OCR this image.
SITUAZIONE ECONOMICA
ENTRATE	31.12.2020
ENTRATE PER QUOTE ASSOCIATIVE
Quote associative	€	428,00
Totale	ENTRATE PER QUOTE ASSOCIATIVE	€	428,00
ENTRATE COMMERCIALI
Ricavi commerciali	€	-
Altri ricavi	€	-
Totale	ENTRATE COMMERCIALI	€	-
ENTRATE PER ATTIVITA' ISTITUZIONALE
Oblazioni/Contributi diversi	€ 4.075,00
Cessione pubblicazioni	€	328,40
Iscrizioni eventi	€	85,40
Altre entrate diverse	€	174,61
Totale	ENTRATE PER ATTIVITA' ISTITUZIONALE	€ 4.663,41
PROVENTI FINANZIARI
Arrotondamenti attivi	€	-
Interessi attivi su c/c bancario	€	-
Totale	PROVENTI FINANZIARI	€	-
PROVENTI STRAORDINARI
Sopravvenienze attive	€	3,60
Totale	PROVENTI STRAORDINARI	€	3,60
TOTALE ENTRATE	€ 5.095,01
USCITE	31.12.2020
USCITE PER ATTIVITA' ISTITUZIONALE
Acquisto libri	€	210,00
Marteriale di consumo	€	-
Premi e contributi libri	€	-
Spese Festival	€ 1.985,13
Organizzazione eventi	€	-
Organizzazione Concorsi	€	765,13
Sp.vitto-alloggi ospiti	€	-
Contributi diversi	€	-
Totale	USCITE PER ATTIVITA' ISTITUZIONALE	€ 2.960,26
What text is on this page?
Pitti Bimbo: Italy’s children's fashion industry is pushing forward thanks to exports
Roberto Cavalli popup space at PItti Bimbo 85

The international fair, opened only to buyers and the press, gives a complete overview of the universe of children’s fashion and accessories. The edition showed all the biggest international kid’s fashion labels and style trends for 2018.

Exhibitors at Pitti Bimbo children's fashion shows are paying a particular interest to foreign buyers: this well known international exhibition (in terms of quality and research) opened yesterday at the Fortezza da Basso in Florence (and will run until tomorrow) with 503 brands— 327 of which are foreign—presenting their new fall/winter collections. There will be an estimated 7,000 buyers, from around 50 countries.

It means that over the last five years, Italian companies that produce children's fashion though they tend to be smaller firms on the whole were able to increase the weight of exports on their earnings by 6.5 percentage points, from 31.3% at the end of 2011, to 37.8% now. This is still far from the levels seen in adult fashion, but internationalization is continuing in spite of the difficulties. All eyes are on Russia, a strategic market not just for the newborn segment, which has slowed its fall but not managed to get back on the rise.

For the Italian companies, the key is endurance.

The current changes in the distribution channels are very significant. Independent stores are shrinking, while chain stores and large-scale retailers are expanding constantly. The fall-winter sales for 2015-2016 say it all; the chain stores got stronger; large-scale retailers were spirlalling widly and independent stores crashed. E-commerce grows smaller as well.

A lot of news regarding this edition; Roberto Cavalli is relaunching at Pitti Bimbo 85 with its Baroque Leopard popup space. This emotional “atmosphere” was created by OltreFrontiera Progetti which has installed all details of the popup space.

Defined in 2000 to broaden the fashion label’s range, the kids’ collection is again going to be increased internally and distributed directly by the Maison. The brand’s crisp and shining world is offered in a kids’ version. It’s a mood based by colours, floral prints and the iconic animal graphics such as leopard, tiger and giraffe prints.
—————
▸ Set problem:
Recopy the entries above exactly, with every line included.

▸ Worked solution:
OCR this image.
SITUAZIONE ECONOMICA
ENTRATE	31.12.2020
ENTRATE PER QUOTE ASSOCIATIVE
Quote associative	€	428,00
Totale	ENTRATE PER QUOTE ASSOCIATIVE	€	428,00
ENTRATE COMMERCIALI
Ricavi commerciali	€	-
Altri ricavi	€	-
Totale	ENTRATE COMMERCIALI	€	-
ENTRATE PER ATTIVITA' ISTITUZIONALE
Oblazioni/Contributi diversi	€ 4.075,00
Cessione pubblicazioni	€	328,40
Iscrizioni eventi	€	85,40
Altre entrate diverse	€	174,61
Totale	ENTRATE PER ATTIVITA' ISTITUZIONALE	€ 4.663,41
PROVENTI FINANZIARI
Arrotondamenti attivi	€	-
Interessi attivi su c/c bancario	€	-
Totale	PROVENTI FINANZIARI	€	-
PROVENTI STRAORDINARI
Sopravvenienze attive	€	3,60
Totale	PROVENTI STRAORDINARI	€	3,60
TOTALE ENTRATE	€ 5.095,01
USCITE	31.12.2020
USCITE PER ATTIVITA' ISTITUZIONALE
Acquisto libri	€	210,00
Marteriale di consumo	€	-
Premi e contributi libri	€	-
Spese Festival	€ 1.985,13
Organizzazione eventi	€	-
Organizzazione Concorsi	€	765,13
Sp.vitto-alloggi ospiti	€	-
Contributi diversi	€	-
Totale	USCITE PER ATTIVITA' ISTITUZIONALE	€ 2.960,26
What text is on this page?
Pitti Bimbo: Italy’s children's fashion industry is pushing forward thanks to exports
Roberto Cavalli popup space at PItti Bimbo 85

The international fair, opened only to buyers and the press, gives a complete overview of the universe of children’s fashion and accessories. The edition showed all the biggest international kid’s fashion labels and style trends for 2018.

Exhibitors at Pitti Bimbo children's fashion shows are paying a particular interest to foreign buyers: this well known international exhibition (in terms of quality and research) opened yesterday at the Fortezza da Basso in Florence (and will run until tomorrow) with 503 brands— 327 of which are foreign—presenting their new fall/winter collections. There will be an estimated 7,000 buyers, from around 50 countries.

It means that over the last five years, Italian companies that produce children's fashion though they tend to be smaller firms on the whole were able to increase the weight of exports on their earnings by 6.5 percentage points, from 31.3% at the end of 2011, to 37.8% now. This is still far from the levels seen in adult fashion, but internationalization is continuing in spite of the difficulties. All eyes are on Russia, a strategic market not just for the newborn segment, which has slowed its fall but not managed to get back on the rise.

For the Italian companies, the key is endurance.

The current changes in the distribution channels are very significant. Independent stores are shrinking, while chain stores and large-scale retailers are expanding constantly. The fall-winter sales for 2015-2016 say it all; the chain stores got stronger; large-scale retailers were spirlalling widly and independent stores crashed. E-commerce grows smaller as well.

A lot of news regarding this edition; Roberto Cavalli is relaunching at Pitti Bimbo 85 with its Baroque Leopard popup space. This emotional “atmosphere” was created by OltreFrontiera Progetti which has installed all details of the popup space.

Defined in 2000 to broaden the fashion label’s range, the kids’ collection is again going to be increased internally and distributed directly by the Maison. The brand’s crisp and shining world is offered in a kids’ version. It’s a mood based by colours, floral prints and the iconic animal graphics such as leopard, tiger and giraffe prints.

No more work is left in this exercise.